> Task requirements
In full and without deviation, write out the entries that follow.

> Data supplied
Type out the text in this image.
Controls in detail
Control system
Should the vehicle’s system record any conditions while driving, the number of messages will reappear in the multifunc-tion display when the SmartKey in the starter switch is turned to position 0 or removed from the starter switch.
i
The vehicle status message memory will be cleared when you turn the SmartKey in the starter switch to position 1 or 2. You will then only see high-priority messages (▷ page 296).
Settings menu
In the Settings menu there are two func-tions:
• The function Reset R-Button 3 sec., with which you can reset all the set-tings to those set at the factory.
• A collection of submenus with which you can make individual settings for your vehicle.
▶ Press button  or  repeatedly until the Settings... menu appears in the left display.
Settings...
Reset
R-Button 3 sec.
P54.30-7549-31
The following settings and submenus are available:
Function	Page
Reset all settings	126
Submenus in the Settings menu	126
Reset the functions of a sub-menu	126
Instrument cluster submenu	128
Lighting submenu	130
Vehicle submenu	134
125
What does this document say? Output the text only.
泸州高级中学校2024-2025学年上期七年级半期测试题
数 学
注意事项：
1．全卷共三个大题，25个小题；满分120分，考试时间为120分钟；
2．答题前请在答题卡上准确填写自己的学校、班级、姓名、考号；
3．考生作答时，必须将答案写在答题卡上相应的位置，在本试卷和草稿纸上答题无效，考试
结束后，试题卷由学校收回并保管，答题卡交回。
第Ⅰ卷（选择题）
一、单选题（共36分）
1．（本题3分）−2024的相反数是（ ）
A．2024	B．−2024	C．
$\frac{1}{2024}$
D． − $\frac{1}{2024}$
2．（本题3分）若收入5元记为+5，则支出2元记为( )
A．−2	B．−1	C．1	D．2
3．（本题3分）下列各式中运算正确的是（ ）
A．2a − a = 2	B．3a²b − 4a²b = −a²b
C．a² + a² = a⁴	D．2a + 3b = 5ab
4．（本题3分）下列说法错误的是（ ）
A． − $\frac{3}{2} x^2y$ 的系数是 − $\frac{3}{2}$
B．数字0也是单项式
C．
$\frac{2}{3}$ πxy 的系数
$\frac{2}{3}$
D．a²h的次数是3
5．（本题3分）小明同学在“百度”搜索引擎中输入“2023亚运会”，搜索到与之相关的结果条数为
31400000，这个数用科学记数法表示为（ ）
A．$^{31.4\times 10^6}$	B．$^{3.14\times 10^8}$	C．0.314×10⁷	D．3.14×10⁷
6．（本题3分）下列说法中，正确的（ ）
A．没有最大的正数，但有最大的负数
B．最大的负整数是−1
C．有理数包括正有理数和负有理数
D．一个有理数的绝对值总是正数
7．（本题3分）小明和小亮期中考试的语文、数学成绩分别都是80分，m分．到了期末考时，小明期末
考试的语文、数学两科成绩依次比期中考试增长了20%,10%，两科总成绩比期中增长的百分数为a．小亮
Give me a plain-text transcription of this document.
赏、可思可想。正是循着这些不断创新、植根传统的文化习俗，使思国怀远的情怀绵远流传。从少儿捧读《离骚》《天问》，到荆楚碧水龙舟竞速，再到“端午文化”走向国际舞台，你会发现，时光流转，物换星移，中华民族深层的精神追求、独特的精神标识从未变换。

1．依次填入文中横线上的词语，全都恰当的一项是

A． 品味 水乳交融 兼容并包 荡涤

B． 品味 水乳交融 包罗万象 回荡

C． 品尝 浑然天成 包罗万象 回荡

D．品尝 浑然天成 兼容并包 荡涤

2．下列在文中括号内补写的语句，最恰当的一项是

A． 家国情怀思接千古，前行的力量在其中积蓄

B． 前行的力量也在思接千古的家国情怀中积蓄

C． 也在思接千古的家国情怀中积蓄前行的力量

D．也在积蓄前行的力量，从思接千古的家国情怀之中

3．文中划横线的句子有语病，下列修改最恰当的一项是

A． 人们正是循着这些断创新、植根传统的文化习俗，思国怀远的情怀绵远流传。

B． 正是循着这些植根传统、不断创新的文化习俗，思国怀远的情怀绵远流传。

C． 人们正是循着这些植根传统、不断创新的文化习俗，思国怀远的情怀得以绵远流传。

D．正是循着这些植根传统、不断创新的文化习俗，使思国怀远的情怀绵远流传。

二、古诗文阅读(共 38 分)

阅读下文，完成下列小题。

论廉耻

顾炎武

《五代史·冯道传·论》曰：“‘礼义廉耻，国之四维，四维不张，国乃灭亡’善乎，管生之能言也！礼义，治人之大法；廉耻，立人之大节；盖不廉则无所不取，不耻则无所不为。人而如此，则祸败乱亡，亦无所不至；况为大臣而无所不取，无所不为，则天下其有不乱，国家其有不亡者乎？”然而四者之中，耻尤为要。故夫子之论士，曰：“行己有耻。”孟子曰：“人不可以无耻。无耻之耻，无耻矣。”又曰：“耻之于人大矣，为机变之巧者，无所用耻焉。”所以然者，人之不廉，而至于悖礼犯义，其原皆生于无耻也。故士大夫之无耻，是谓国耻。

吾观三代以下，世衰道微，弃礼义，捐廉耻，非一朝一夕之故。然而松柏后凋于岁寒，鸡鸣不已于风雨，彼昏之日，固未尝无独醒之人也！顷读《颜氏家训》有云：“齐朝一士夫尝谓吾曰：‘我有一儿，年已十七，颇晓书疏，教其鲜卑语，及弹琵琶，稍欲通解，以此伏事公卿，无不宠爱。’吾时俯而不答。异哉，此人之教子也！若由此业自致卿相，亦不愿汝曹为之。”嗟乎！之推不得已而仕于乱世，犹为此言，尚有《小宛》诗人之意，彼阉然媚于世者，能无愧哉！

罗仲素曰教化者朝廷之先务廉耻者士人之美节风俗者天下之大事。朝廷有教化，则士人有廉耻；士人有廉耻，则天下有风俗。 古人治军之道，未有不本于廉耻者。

> Answer in full
Type out the text in this image.
Controls in detail
Control system
Should the vehicle’s system record any conditions while driving, the number of messages will reappear in the multifunc-tion display when the SmartKey in the starter switch is turned to position 0 or removed from the starter switch.
i
The vehicle status message memory will be cleared when you turn the SmartKey in the starter switch to position 1 or 2. You will then only see high-priority messages (▷ page 296).
Settings menu
In the Settings menu there are two func-tions:
• The function Reset R-Button 3 sec., with which you can reset all the set-tings to those set at the factory.
• A collection of submenus with which you can make individual settings for your vehicle.
▶ Press button  or  repeatedly until the Settings... menu appears in the left display.
Settings...
Reset
R-Button 3 sec.
P54.30-7549-31
The following settings and submenus are available:
Function	Page
Reset all settings	126
Submenus in the Settings menu	126
Reset the functions of a sub-menu	126
Instrument cluster submenu	128
Lighting submenu	130
Vehicle submenu	134
125
What does this document say? Output the text only.
泸州高级中学校2024-2025学年上期七年级半期测试题
数 学
注意事项：
1．全卷共三个大题，25个小题；满分120分，考试时间为120分钟；
2．答题前请在答题卡上准确填写自己的学校、班级、姓名、考号；
3．考生作答时，必须将答案写在答题卡上相应的位置，在本试卷和草稿纸上答题无效，考试
结束后，试题卷由学校收回并保管，答题卡交回。
第Ⅰ卷（选择题）
一、单选题（共36分）
1．（本题3分）−2024的相反数是（ ）
A．2024	B．−2024	C．
$\frac{1}{2024}$
D． − $\frac{1}{2024}$
2．（本题3分）若收入5元记为+5，则支出2元记为( )
A．−2	B．−1	C．1	D．2
3．（本题3分）下列各式中运算正确的是（ ）
A．2a − a = 2	B．3a²b − 4a²b = −a²b
C．a² + a² = a⁴	D．2a + 3b = 5ab
4．（本题3分）下列说法错误的是（ ）
A． − $\frac{3}{2} x^2y$ 的系数是 − $\frac{3}{2}$
B．数字0也是单项式
C．
$\frac{2}{3}$ πxy 的系数
$\frac{2}{3}$
D．a²h的次数是3
5．（本题3分）小明同学在“百度”搜索引擎中输入“2023亚运会”，搜索到与之相关的结果条数为
31400000，这个数用科学记数法表示为（ ）
A．$^{31.4\times 10^6}$	B．$^{3.14\times 10^8}$	C．0.314×10⁷	D．3.14×10⁷
6．（本题3分）下列说法中，正确的（ ）
A．没有最大的正数，但有最大的负数
B．最大的负整数是−1
C．有理数包括正有理数和负有理数
D．一个有理数的绝对值总是正数
7．（本题3分）小明和小亮期中考试的语文、数学成绩分别都是80分，m分．到了期末考时，小明期末
考试的语文、数学两科成绩依次比期中考试增长了20%,10%，两科总成绩比期中增长的百分数为a．小亮
Give me a plain-text transcription of this document.
赏、可思可想。正是循着这些不断创新、植根传统的文化习俗，使思国怀远的情怀绵远流传。从少儿捧读《离骚》《天问》，到荆楚碧水龙舟竞速，再到“端午文化”走向国际舞台，你会发现，时光流转，物换星移，中华民族深层的精神追求、独特的精神标识从未变换。

1．依次填入文中横线上的词语，全都恰当的一项是

A． 品味 水乳交融 兼容并包 荡涤

B． 品味 水乳交融 包罗万象 回荡

C． 品尝 浑然天成 包罗万象 回荡

D．品尝 浑然天成 兼容并包 荡涤

2．下列在文中括号内补写的语句，最恰当的一项是

A． 家国情怀思接千古，前行的力量在其中积蓄

B． 前行的力量也在思接千古的家国情怀中积蓄

C． 也在思接千古的家国情怀中积蓄前行的力量

D．也在积蓄前行的力量，从思接千古的家国情怀之中

3．文中划横线的句子有语病，下列修改最恰当的一项是

A． 人们正是循着这些断创新、植根传统的文化习俗，思国怀远的情怀绵远流传。

B． 正是循着这些植根传统、不断创新的文化习俗，思国怀远的情怀绵远流传。

C． 人们正是循着这些植根传统、不断创新的文化习俗，思国怀远的情怀得以绵远流传。

D．正是循着这些植根传统、不断创新的文化习俗，使思国怀远的情怀绵远流传。

二、古诗文阅读(共 38 分)

阅读下文，完成下列小题。

论廉耻

顾炎武

《五代史·冯道传·论》曰：“‘礼义廉耻，国之四维，四维不张，国乃灭亡’善乎，管生之能言也！礼义，治人之大法；廉耻，立人之大节；盖不廉则无所不取，不耻则无所不为。人而如此，则祸败乱亡，亦无所不至；况为大臣而无所不取，无所不为，则天下其有不乱，国家其有不亡者乎？”然而四者之中，耻尤为要。故夫子之论士，曰：“行己有耻。”孟子曰：“人不可以无耻。无耻之耻，无耻矣。”又曰：“耻之于人大矣，为机变之巧者，无所用耻焉。”所以然者，人之不廉，而至于悖礼犯义，其原皆生于无耻也。故士大夫之无耻，是谓国耻。

吾观三代以下，世衰道微，弃礼义，捐廉耻，非一朝一夕之故。然而松柏后凋于岁寒，鸡鸣不已于风雨，彼昏之日，固未尝无独醒之人也！顷读《颜氏家训》有云：“齐朝一士夫尝谓吾曰：‘我有一儿，年已十七，颇晓书疏，教其鲜卑语，及弹琵琶，稍欲通解，以此伏事公卿，无不宠爱。’吾时俯而不答。异哉，此人之教子也！若由此业自致卿相，亦不愿汝曹为之。”嗟乎！之推不得已而仕于乱世，犹为此言，尚有《小宛》诗人之意，彼阉然媚于世者，能无愧哉！

罗仲素曰教化者朝廷之先务廉耻者士人之美节风俗者天下之大事。朝廷有教化，则士人有廉耻；士人有廉耻，则天下有风俗。 古人治军之道，未有不本于廉耻者。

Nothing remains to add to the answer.